WRITTEN TASK
Print the entire listing. Each line must match the original exactly.

MATERIAL TO PROCESS
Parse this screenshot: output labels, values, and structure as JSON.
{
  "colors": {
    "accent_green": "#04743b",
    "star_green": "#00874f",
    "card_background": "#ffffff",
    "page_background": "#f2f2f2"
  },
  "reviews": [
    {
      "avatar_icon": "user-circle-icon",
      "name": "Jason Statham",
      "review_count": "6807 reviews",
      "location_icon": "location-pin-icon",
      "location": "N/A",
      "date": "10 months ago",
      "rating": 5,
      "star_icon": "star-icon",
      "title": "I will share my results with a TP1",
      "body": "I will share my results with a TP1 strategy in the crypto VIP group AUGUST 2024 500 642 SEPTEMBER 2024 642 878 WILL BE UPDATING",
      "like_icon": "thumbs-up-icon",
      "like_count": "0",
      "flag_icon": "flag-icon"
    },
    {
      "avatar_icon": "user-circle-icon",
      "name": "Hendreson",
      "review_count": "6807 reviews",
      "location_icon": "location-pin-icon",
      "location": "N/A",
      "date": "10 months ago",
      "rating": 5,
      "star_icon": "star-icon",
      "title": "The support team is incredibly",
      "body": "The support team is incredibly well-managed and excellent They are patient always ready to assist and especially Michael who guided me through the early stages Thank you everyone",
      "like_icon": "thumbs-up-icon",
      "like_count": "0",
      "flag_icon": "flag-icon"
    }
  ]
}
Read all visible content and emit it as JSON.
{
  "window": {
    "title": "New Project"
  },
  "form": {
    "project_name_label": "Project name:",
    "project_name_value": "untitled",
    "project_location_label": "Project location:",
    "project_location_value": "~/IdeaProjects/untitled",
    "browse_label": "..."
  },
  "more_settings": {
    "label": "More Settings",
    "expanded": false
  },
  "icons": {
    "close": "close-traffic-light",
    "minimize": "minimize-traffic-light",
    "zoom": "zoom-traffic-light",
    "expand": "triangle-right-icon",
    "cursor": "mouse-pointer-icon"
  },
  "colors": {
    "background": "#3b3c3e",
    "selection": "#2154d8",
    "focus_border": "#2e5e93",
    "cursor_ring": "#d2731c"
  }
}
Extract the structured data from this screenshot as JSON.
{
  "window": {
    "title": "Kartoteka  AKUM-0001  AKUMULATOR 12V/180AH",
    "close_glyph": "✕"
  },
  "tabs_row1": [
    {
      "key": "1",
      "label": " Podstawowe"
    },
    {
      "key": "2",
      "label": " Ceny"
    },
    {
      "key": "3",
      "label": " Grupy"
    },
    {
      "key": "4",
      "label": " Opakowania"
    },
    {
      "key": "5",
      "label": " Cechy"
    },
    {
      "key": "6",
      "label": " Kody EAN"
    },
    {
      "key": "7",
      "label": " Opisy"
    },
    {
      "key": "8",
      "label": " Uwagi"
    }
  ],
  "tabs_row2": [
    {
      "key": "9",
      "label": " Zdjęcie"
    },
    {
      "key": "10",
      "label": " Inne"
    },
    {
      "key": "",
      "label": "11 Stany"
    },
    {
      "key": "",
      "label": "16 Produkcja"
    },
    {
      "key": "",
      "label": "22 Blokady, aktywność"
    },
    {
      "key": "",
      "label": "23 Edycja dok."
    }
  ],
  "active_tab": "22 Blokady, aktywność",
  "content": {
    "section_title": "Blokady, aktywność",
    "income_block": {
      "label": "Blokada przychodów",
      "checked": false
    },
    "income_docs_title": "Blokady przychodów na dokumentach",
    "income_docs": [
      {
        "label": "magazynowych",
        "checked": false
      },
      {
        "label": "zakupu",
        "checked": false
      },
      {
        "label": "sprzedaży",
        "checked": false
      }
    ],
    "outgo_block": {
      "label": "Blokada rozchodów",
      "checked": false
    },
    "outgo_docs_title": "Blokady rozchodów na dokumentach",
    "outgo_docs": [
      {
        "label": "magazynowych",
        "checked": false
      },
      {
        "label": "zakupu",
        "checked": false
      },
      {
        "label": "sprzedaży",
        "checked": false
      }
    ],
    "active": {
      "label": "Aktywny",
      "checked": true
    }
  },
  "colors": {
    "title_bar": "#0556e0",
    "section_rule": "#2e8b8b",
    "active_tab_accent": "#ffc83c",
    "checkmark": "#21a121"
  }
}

REPLY
Parse this screenshot: output labels, values, and structure as JSON.
{
  "colors": {
    "accent_green": "#04743b",
    "star_green": "#00874f",
    "card_background": "#ffffff",
    "page_background": "#f2f2f2"
  },
  "reviews": [
    {
      "avatar_icon": "user-circle-icon",
      "name": "Jason Statham",
      "review_count": "6807 reviews",
      "location_icon": "location-pin-icon",
      "location": "N/A",
      "date": "10 months ago",
      "rating": 5,
      "star_icon": "star-icon",
      "title": "I will share my results with a TP1",
      "body": "I will share my results with a TP1 strategy in the crypto VIP group AUGUST 2024 500 642 SEPTEMBER 2024 642 878 WILL BE UPDATING",
      "like_icon": "thumbs-up-icon",
      "like_count": "0",
      "flag_icon": "flag-icon"
    },
    {
      "avatar_icon": "user-circle-icon",
      "name": "Hendreson",
      "review_count": "6807 reviews",
      "location_icon": "location-pin-icon",
      "location": "N/A",
      "date": "10 months ago",
      "rating": 5,
      "star_icon": "star-icon",
      "title": "The support team is incredibly",
      "body": "The support team is incredibly well-managed and excellent They are patient always ready to assist and especially Michael who guided me through the early stages Thank you everyone",
      "like_icon": "thumbs-up-icon",
      "like_count": "0",
      "flag_icon": "flag-icon"
    }
  ]
}
Read all visible content and emit it as JSON.
{
  "window": {
    "title": "New Project"
  },
  "form": {
    "project_name_label": "Project name:",
    "project_name_value": "untitled",
    "project_location_label": "Project location:",
    "project_location_value": "~/IdeaProjects/untitled",
    "browse_label": "..."
  },
  "more_settings": {
    "label": "More Settings",
    "expanded": false
  },
  "icons": {
    "close": "close-traffic-light",
    "minimize": "minimize-traffic-light",
    "zoom": "zoom-traffic-light",
    "expand": "triangle-right-icon",
    "cursor": "mouse-pointer-icon"
  },
  "colors": {
    "background": "#3b3c3e",
    "selection": "#2154d8",
    "focus_border": "#2e5e93",
    "cursor_ring": "#d2731c"
  }
}
Extract the structured data from this screenshot as JSON.
{
  "window": {
    "title": "Kartoteka  AKUM-0001  AKUMULATOR 12V/180AH",
    "close_glyph": "✕"
  },
  "tabs_row1": [
    {
      "key": "1",
      "label": " Podstawowe"
    },
    {
      "key": "2",
      "label": " Ceny"
    },
    {
      "key": "3",
      "label": " Grupy"
    },
    {
      "key": "4",
      "label": " Opakowania"
    },
    {
      "key": "5",
      "label": " Cechy"
    },
    {
      "key": "6",
      "label": " Kody EAN"
    },
    {
      "key": "7",
      "label": " Opisy"
    },
    {
      "key": "8",
      "label": " Uwagi"
    }
  ],
  "tabs_row2": [
    {
      "key": "9",
      "label": " Zdjęcie"
    },
    {
      "key": "10",
      "label": " Inne"
    },
    {
      "key": "",
      "label": "11 Stany"
    },
    {
      "key": "",
      "label": "16 Produkcja"
    },
    {
      "key": "",
      "label": "22 Blokady, aktywność"
    },
    {
      "key": "",
      "label": "23 Edycja dok."
    }
  ],
  "active_tab": "22 Blokady, aktywność",
  "content": {
    "section_title": "Blokady, aktywność",
    "income_block": {
      "label": "Blokada przychodów",
      "checked": false
    },
    "income_docs_title": "Blokady przychodów na dokumentach",
    "income_docs": [
      {
        "label": "magazynowych",
        "checked": false
      },
      {
        "label": "zakupu",
        "checked": false
      },
      {
        "label": "sprzedaży",
        "checked": false
      }
    ],
    "outgo_block": {
      "label": "Blokada rozchodów",
      "checked": false
    },
    "outgo_docs_title": "Blokady rozchodów na dokumentach",
    "outgo_docs": [
      {
        "label": "magazynowych",
        "checked": false
      },
      {
        "label": "zakupu",
        "checked": false
      },
      {
        "label": "sprzedaży",
        "checked": false
      }
    ],
    "active": {
      "label": "Aktywny",
      "checked": true
    }
  },
  "colors": {
    "title_bar": "#0556e0",
    "section_rule": "#2e8b8b",
    "active_tab_accent": "#ffc83c",
    "checkmark": "#21a121"
  }
}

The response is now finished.